**Description of the task**
Find the lines holding the string "structured" in the data, then copy all of them.

**Material shown**
#####

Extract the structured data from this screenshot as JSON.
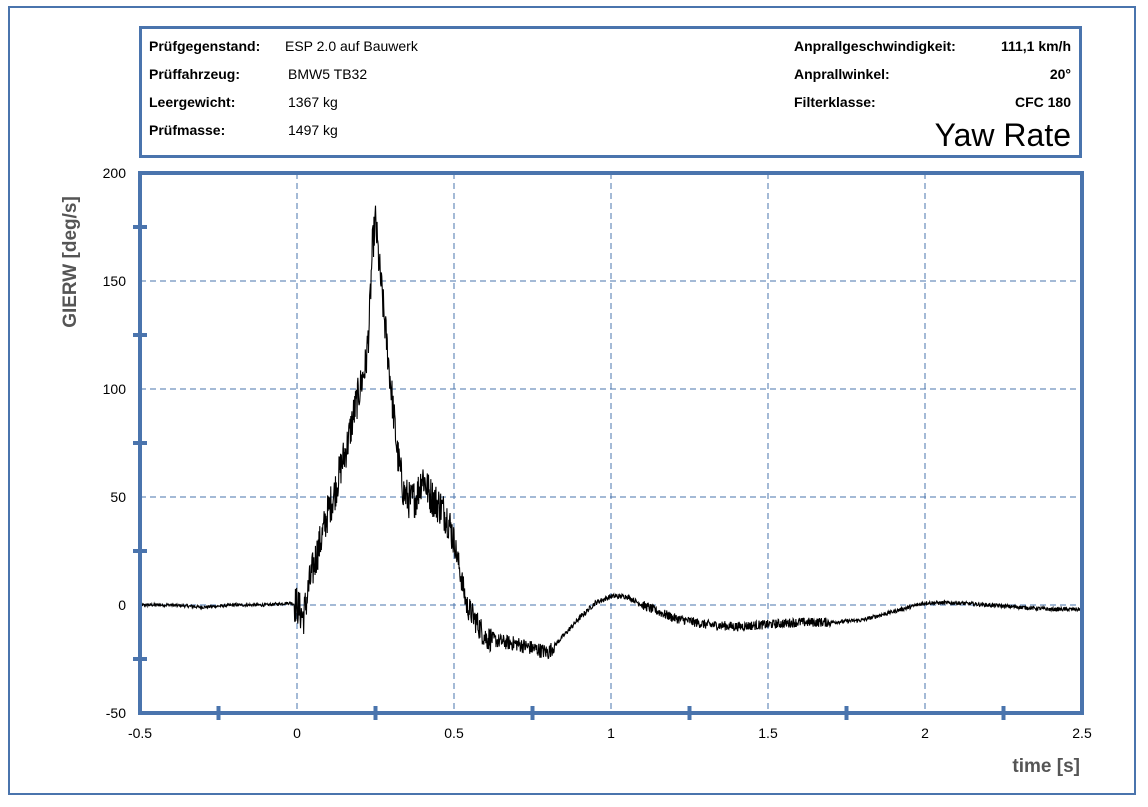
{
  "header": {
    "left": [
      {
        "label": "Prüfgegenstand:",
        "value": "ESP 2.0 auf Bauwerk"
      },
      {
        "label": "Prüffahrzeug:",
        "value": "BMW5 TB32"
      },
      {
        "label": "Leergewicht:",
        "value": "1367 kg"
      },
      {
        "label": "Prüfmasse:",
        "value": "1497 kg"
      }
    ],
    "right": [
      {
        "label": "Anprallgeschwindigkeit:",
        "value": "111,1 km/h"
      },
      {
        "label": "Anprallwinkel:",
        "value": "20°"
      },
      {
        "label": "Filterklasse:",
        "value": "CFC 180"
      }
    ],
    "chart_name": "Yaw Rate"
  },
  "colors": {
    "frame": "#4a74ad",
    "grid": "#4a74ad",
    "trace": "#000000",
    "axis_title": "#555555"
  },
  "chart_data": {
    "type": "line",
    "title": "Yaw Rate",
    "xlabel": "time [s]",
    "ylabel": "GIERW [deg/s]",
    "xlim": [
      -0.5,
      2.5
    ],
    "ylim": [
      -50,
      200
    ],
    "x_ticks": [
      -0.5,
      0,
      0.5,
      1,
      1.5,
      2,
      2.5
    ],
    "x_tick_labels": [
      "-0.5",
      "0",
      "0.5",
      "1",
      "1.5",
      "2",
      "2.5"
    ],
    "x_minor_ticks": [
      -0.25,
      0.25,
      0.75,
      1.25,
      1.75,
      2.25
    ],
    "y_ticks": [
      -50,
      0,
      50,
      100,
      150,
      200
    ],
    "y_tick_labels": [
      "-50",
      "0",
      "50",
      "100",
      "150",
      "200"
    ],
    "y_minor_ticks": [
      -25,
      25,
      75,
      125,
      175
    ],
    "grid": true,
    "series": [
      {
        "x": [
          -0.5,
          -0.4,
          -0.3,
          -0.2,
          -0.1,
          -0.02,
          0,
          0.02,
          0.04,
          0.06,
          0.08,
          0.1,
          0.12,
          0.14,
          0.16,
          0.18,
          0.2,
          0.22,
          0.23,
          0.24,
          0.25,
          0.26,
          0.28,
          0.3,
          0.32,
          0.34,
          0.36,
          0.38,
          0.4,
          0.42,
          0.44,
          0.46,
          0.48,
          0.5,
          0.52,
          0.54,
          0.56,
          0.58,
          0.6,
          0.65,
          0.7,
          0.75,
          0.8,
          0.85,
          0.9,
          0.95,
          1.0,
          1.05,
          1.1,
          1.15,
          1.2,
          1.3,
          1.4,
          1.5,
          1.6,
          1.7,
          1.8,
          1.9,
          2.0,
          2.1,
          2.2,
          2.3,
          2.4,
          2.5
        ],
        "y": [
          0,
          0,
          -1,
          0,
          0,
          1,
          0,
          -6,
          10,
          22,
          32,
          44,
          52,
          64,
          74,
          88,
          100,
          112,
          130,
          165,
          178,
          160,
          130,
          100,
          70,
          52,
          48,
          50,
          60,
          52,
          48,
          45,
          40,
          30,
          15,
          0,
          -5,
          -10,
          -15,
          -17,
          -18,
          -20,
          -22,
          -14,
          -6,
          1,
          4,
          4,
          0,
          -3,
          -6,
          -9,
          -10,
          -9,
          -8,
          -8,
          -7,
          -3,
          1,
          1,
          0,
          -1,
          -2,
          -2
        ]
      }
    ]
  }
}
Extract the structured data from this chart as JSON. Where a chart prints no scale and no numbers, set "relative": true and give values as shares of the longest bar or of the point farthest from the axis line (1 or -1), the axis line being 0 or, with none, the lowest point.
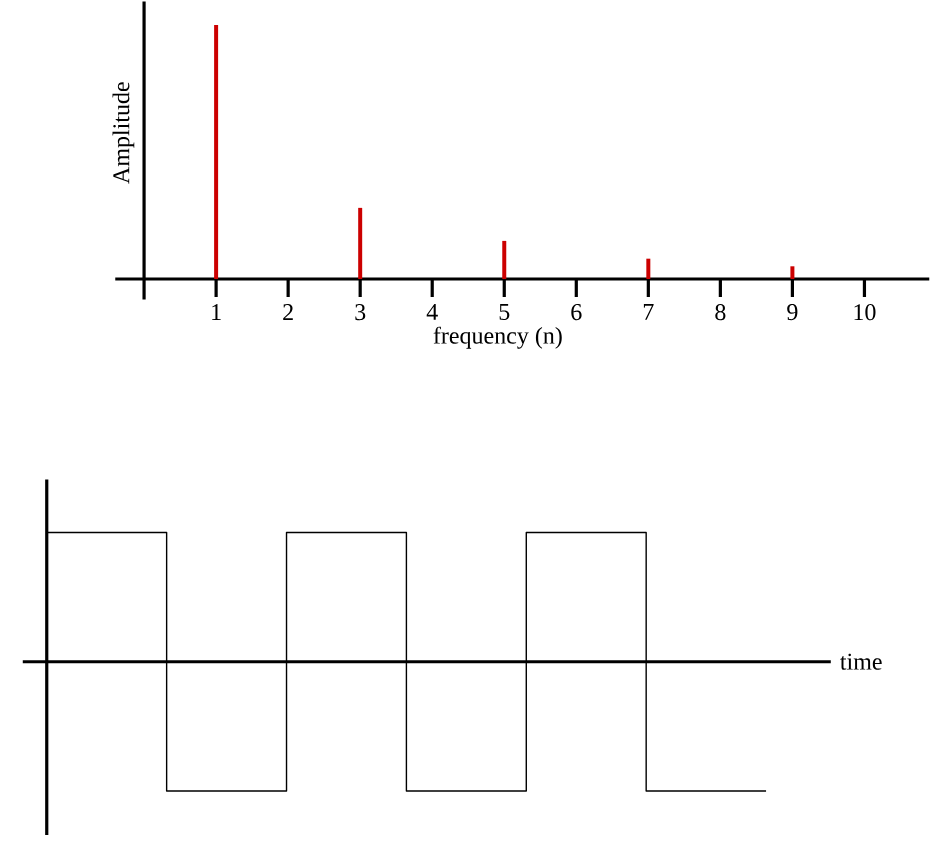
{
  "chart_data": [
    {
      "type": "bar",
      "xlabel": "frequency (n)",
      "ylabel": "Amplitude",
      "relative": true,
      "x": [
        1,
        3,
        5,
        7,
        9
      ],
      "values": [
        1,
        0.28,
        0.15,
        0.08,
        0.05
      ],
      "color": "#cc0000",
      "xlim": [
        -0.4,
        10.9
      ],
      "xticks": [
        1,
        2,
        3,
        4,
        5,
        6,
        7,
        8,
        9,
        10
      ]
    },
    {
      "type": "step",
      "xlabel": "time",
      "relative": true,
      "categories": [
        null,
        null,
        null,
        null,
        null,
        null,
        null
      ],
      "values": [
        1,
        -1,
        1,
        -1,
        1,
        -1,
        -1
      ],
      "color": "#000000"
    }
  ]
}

#####

**Answer to the exercise**
Extract the structured data from this screenshot as JSON.
Extract the structured data from this chart as JSON. Where a chart prints no scale and no numbers, set "relative": true and give values as shares of the longest bar or of the point farthest from the axis line (1 or -1), the axis line being 0 or, with none, the lowest point.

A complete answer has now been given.